WHAT YOU WILL DO
Please transcribe, without any changes, the entries from the start of the source records up to and including the line containing "annotation-qt: QT = 366".

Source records
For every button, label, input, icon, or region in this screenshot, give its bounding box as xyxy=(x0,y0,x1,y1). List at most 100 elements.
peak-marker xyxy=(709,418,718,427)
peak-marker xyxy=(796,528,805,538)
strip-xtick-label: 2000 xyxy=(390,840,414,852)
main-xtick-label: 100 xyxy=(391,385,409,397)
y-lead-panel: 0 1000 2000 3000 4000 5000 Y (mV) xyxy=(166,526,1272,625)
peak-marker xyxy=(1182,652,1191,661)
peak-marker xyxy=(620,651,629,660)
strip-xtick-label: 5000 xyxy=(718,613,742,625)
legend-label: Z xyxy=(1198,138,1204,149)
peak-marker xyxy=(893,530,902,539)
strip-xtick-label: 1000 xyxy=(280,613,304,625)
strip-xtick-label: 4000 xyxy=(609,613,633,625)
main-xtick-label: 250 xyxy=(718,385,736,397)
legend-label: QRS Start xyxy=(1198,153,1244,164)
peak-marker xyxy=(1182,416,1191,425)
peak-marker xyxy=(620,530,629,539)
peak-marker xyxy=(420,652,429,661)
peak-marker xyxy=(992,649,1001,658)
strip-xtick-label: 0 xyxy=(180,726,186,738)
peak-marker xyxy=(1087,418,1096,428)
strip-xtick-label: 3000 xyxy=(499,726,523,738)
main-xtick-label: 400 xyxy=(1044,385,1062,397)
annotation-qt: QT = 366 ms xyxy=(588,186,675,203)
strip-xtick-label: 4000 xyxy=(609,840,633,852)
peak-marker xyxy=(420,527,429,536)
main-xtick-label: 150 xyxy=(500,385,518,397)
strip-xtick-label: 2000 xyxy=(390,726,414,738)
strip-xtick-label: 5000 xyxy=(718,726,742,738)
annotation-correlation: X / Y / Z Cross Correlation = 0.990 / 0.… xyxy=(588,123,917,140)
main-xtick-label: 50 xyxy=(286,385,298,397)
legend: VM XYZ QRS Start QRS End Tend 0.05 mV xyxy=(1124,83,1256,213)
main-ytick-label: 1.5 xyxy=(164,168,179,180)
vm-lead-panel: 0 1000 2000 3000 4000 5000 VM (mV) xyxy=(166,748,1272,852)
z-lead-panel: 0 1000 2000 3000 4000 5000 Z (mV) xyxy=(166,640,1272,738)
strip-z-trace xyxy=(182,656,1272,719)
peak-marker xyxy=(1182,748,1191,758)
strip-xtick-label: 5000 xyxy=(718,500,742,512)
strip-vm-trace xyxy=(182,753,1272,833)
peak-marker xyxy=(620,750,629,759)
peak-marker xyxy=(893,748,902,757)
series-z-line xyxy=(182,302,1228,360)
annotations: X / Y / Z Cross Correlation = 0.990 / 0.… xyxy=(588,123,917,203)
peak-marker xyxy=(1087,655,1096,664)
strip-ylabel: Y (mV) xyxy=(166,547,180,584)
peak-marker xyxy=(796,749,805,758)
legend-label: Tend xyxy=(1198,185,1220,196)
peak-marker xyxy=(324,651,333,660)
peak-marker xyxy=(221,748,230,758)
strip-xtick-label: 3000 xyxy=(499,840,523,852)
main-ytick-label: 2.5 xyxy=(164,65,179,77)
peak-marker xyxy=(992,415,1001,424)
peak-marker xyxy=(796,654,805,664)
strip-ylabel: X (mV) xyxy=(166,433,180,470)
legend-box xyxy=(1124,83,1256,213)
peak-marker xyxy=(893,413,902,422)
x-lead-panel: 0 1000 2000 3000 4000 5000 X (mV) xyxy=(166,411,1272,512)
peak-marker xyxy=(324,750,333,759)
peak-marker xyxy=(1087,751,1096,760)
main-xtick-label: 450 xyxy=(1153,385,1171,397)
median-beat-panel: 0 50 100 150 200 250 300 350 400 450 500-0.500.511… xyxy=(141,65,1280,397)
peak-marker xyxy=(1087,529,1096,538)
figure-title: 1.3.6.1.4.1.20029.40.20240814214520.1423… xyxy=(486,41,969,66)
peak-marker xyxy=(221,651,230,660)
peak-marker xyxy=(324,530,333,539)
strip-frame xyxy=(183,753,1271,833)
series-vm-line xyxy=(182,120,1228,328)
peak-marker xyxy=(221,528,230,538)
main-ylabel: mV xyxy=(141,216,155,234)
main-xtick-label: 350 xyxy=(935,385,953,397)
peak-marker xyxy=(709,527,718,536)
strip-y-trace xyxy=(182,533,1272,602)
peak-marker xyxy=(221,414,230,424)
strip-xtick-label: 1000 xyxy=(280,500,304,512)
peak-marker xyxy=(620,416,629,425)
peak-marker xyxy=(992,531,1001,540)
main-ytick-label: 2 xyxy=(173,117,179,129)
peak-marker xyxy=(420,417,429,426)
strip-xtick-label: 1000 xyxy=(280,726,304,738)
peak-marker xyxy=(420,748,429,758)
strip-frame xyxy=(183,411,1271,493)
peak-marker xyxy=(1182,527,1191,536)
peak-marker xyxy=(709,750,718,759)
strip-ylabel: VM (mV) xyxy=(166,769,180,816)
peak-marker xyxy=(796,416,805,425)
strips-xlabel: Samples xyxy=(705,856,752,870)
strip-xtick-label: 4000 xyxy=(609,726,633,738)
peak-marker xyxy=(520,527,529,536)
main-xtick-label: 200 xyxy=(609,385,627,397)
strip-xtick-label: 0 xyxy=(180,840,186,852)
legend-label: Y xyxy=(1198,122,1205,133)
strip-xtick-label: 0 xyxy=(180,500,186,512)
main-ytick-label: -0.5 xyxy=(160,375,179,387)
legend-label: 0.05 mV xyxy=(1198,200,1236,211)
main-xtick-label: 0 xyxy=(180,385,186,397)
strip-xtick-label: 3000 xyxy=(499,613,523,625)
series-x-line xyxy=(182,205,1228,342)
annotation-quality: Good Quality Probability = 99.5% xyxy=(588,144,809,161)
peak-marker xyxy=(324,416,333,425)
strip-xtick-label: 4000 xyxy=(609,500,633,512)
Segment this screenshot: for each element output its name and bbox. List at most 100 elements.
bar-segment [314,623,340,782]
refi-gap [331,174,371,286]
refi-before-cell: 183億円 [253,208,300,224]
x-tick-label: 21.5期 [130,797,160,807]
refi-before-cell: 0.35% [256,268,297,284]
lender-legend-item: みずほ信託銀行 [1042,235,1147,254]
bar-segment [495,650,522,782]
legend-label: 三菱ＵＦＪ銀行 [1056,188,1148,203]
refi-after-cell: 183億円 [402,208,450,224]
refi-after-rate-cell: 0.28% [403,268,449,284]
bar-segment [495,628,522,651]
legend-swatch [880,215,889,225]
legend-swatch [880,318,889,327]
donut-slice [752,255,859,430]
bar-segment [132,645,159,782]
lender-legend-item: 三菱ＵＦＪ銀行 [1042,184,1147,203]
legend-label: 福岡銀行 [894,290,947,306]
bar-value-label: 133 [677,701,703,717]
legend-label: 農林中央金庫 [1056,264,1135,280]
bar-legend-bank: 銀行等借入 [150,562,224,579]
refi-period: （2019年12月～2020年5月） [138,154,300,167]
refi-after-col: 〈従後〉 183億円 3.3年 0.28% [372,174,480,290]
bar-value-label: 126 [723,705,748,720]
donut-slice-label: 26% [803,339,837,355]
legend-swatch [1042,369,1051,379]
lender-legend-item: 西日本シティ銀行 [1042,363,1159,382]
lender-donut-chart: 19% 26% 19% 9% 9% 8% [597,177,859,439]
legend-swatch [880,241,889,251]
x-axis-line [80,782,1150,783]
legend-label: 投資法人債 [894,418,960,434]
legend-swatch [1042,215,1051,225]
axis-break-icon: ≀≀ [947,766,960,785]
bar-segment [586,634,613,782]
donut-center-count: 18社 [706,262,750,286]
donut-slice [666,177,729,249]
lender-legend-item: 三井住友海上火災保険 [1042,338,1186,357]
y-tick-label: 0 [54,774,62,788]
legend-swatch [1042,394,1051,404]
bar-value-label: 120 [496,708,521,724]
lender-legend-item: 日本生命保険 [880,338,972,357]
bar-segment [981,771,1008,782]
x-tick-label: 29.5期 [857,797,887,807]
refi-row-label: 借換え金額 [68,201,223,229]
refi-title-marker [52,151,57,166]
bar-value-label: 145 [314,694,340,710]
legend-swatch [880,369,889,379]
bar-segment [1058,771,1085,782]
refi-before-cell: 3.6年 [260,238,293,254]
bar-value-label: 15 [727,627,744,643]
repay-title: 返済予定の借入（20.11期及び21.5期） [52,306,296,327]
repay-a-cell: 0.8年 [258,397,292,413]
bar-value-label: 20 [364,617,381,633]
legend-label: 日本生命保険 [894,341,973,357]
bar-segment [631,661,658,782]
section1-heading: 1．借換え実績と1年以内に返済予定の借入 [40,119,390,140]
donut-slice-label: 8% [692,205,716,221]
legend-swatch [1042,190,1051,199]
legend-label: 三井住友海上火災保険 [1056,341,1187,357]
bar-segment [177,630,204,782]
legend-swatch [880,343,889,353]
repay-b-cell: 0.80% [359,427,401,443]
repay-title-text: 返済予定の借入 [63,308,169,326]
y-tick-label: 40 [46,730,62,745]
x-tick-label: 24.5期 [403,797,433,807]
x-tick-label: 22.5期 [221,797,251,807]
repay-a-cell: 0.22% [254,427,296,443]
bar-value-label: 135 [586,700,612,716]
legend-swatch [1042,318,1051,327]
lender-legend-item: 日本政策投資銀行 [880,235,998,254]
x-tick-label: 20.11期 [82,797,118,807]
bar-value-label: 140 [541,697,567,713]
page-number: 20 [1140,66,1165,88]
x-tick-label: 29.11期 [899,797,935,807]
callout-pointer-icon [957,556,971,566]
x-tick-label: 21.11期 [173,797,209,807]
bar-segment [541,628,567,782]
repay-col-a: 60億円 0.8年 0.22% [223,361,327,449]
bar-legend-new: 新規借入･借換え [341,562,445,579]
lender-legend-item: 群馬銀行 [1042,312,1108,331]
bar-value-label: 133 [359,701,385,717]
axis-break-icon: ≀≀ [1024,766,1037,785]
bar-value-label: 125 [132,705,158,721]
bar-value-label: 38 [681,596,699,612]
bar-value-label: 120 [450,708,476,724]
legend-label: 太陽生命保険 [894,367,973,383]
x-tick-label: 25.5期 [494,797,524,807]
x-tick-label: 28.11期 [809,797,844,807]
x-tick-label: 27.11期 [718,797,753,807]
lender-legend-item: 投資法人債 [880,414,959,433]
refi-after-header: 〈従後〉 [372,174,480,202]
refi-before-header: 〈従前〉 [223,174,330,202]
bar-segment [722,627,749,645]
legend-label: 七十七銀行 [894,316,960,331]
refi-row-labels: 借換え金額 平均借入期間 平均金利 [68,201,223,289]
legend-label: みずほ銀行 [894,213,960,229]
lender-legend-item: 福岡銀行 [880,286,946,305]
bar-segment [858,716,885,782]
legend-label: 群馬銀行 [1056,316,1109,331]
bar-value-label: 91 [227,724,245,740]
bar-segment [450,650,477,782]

THE REPLY
For every button, label, input, icon, or region in this screenshot, give its bounding box as xyxy=(x0,y0,x1,y1). List at most 100 elements.
peak-marker xyxy=(709,418,718,427)
peak-marker xyxy=(796,528,805,538)
strip-xtick-label: 2000 xyxy=(390,840,414,852)
main-xtick-label: 100 xyxy=(391,385,409,397)
y-lead-panel: 0 1000 2000 3000 4000 5000 Y (mV) xyxy=(166,526,1272,625)
peak-marker xyxy=(1182,652,1191,661)
peak-marker xyxy=(620,651,629,660)
strip-xtick-label: 5000 xyxy=(718,613,742,625)
legend-label: Z xyxy=(1198,138,1204,149)
peak-marker xyxy=(893,530,902,539)
strip-xtick-label: 1000 xyxy=(280,613,304,625)
strip-xtick-label: 4000 xyxy=(609,613,633,625)
main-xtick-label: 250 xyxy=(718,385,736,397)
legend-label: QRS Start xyxy=(1198,153,1244,164)
peak-marker xyxy=(1182,416,1191,425)
peak-marker xyxy=(620,530,629,539)
peak-marker xyxy=(420,652,429,661)
peak-marker xyxy=(992,649,1001,658)
strip-xtick-label: 0 xyxy=(180,726,186,738)
peak-marker xyxy=(1087,418,1096,428)
strip-xtick-label: 3000 xyxy=(499,726,523,738)
main-xtick-label: 400 xyxy=(1044,385,1062,397)
annotation-qt: QT = 366 ms xyxy=(588,186,675,203)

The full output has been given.